■ **Brief**: The records below are to be copied word for word, with every picture left out.

■ **Supplied records**:
■ ■ ■
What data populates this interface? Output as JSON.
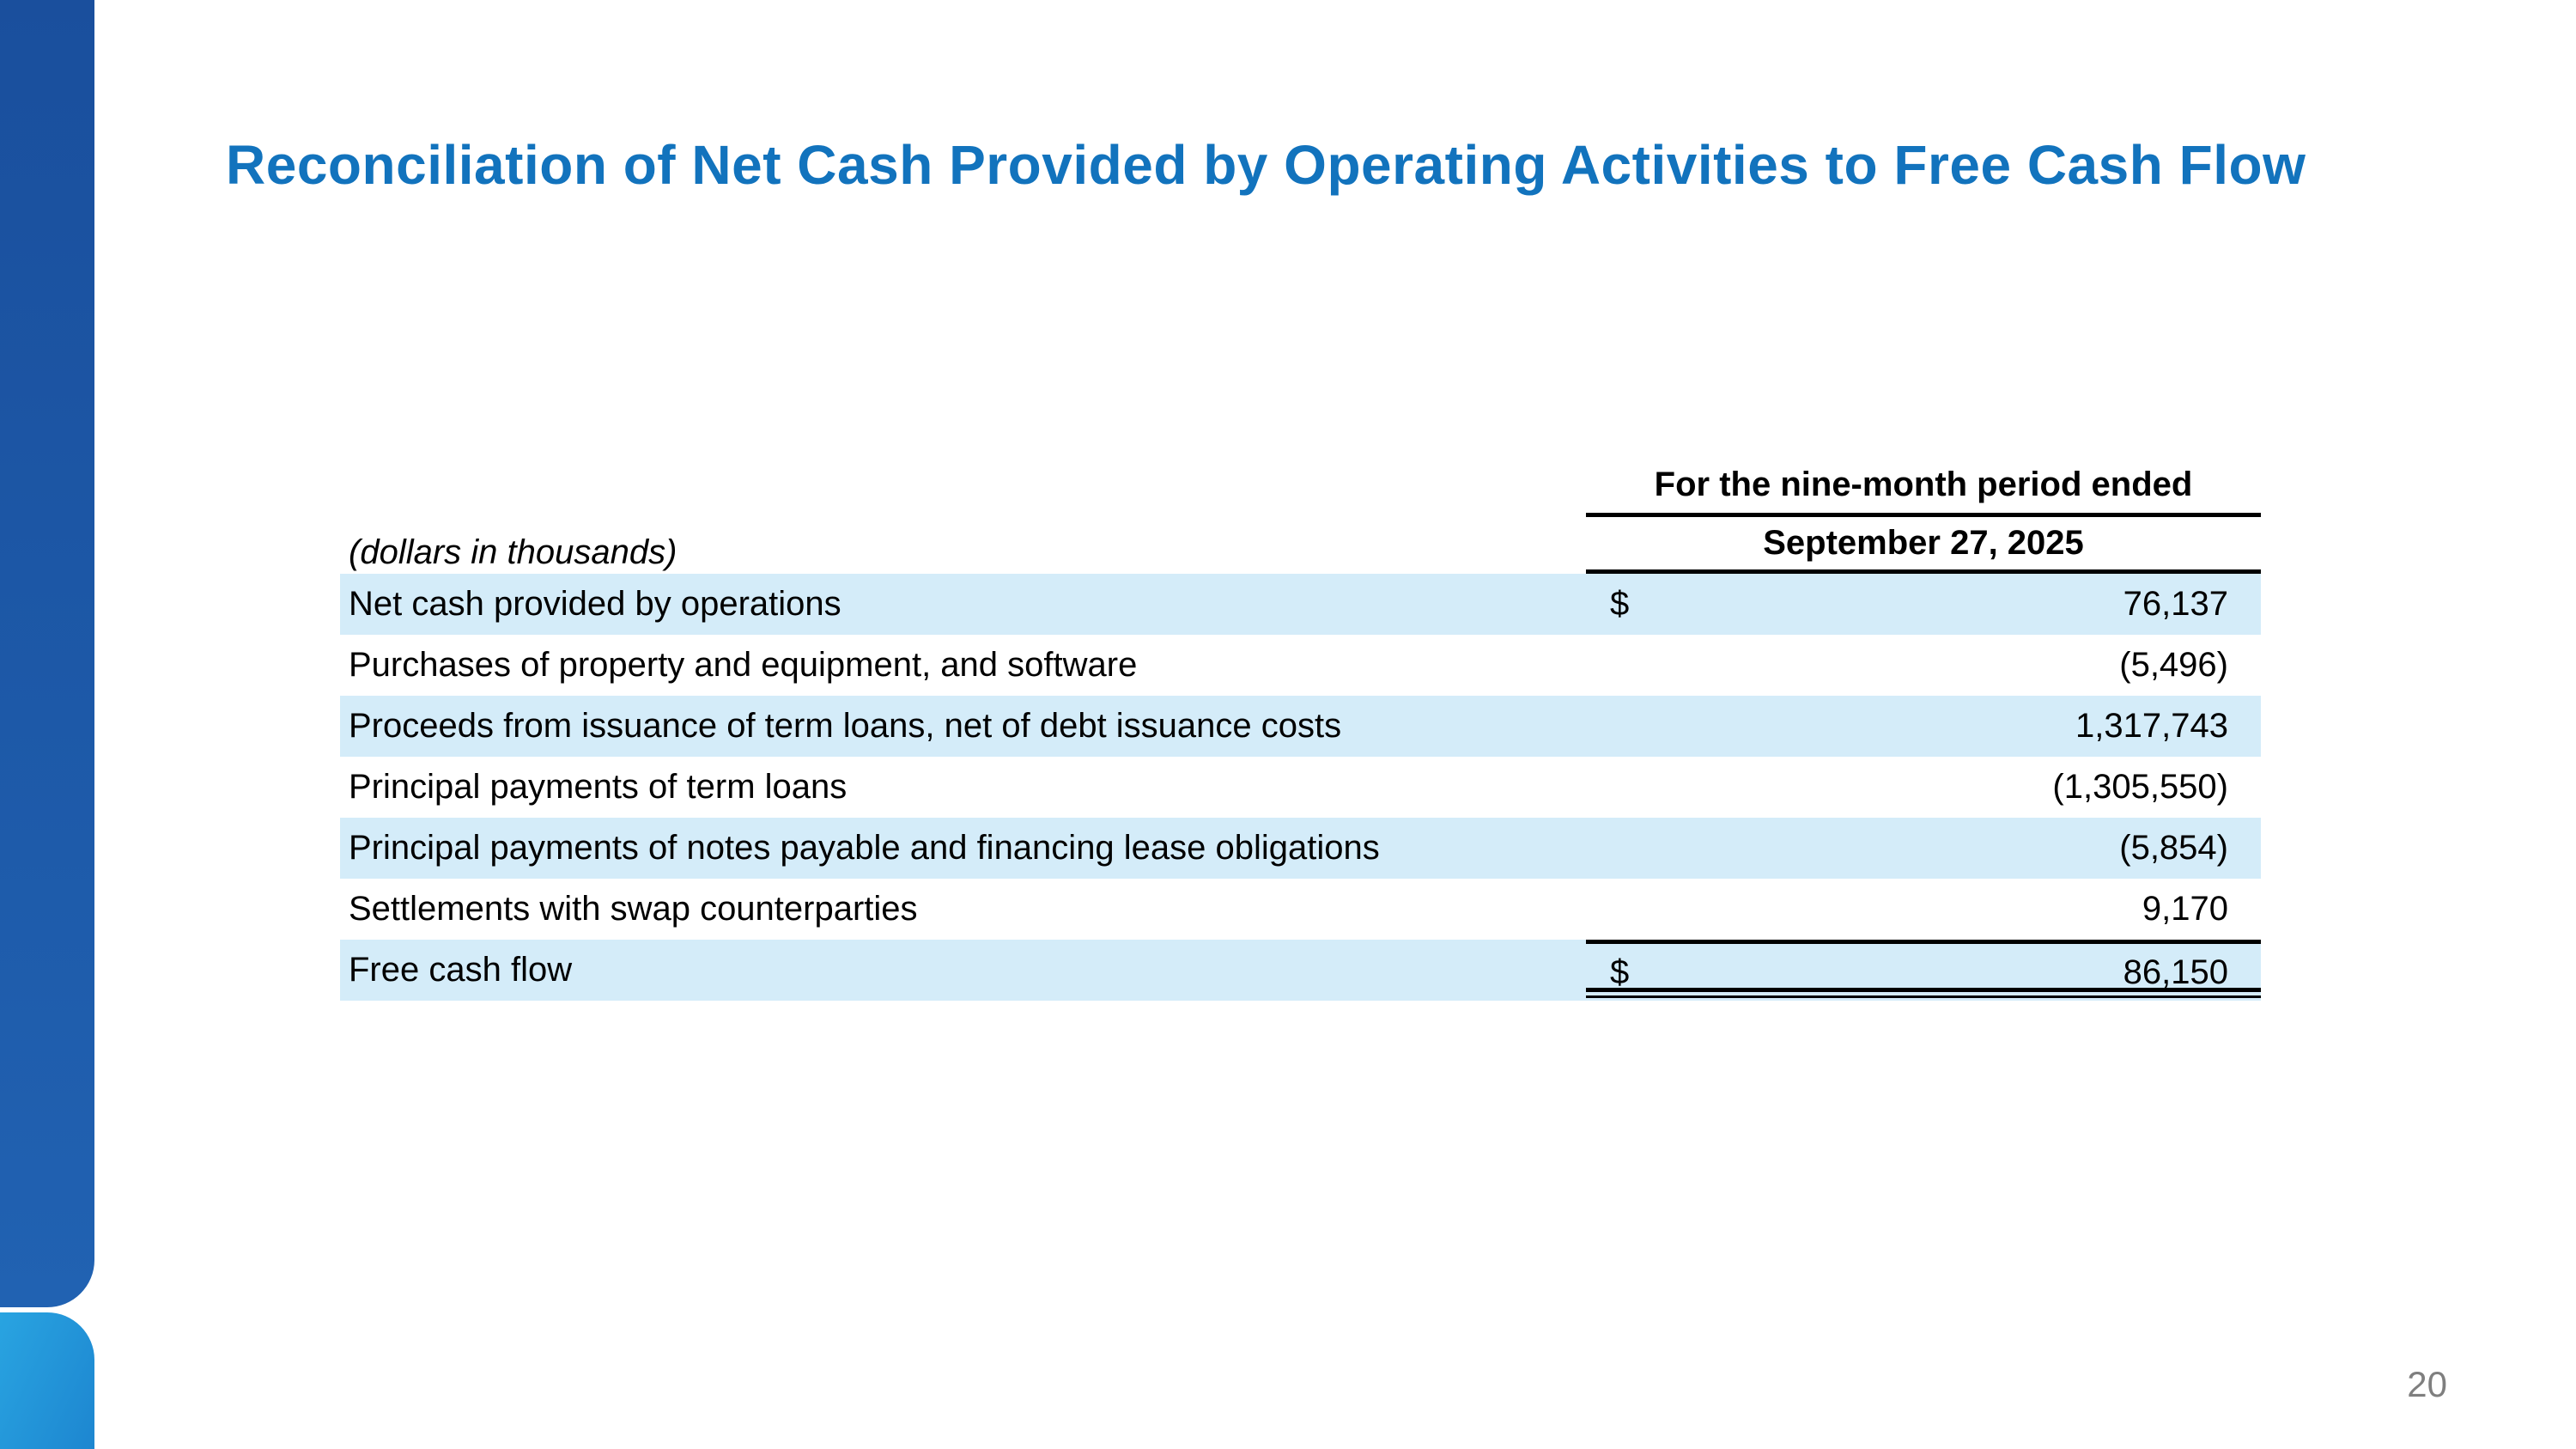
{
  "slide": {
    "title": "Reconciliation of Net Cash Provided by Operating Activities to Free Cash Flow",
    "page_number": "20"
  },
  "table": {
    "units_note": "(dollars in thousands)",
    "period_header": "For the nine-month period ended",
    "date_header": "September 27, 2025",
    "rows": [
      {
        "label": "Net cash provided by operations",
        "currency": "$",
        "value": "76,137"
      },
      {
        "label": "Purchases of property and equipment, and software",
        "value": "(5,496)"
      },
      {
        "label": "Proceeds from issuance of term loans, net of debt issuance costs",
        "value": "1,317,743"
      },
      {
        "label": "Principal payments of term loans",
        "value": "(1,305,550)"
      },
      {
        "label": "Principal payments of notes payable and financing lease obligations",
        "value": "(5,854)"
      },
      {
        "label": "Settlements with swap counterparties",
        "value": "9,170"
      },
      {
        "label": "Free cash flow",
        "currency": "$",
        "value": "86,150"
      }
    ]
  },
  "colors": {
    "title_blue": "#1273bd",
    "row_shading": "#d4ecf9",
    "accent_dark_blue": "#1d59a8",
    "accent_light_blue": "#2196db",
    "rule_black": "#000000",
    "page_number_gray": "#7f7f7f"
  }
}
■ ■ ■
■ **Output of the task**:
What data populates this interface? Output as JSON.
{
  "slide": {
    "title": "Reconciliation of Net Cash Provided by Operating Activities to Free Cash Flow",
    "page_number": "20"
  },
  "table": {
    "units_note": "(dollars in thousands)",
    "period_header": "For the nine-month period ended",
    "date_header": "September 27, 2025",
    "rows": [
      {
        "label": "Net cash provided by operations",
        "currency": "$",
        "value": "76,137"
      },
      {
        "label": "Purchases of property and equipment, and software",
        "value": "(5,496)"
      },
      {
        "label": "Proceeds from issuance of term loans, net of debt issuance costs",
        "value": "1,317,743"
      },
      {
        "label": "Principal payments of term loans",
        "value": "(1,305,550)"
      },
      {
        "label": "Principal payments of notes payable and financing lease obligations",
        "value": "(5,854)"
      },
      {
        "label": "Settlements with swap counterparties",
        "value": "9,170"
      },
      {
        "label": "Free cash flow",
        "currency": "$",
        "value": "86,150"
      }
    ]
  },
  "colors": {
    "title_blue": "#1273bd",
    "row_shading": "#d4ecf9",
    "accent_dark_blue": "#1d59a8",
    "accent_light_blue": "#2196db",
    "rule_black": "#000000",
    "page_number_gray": "#7f7f7f"
  }
}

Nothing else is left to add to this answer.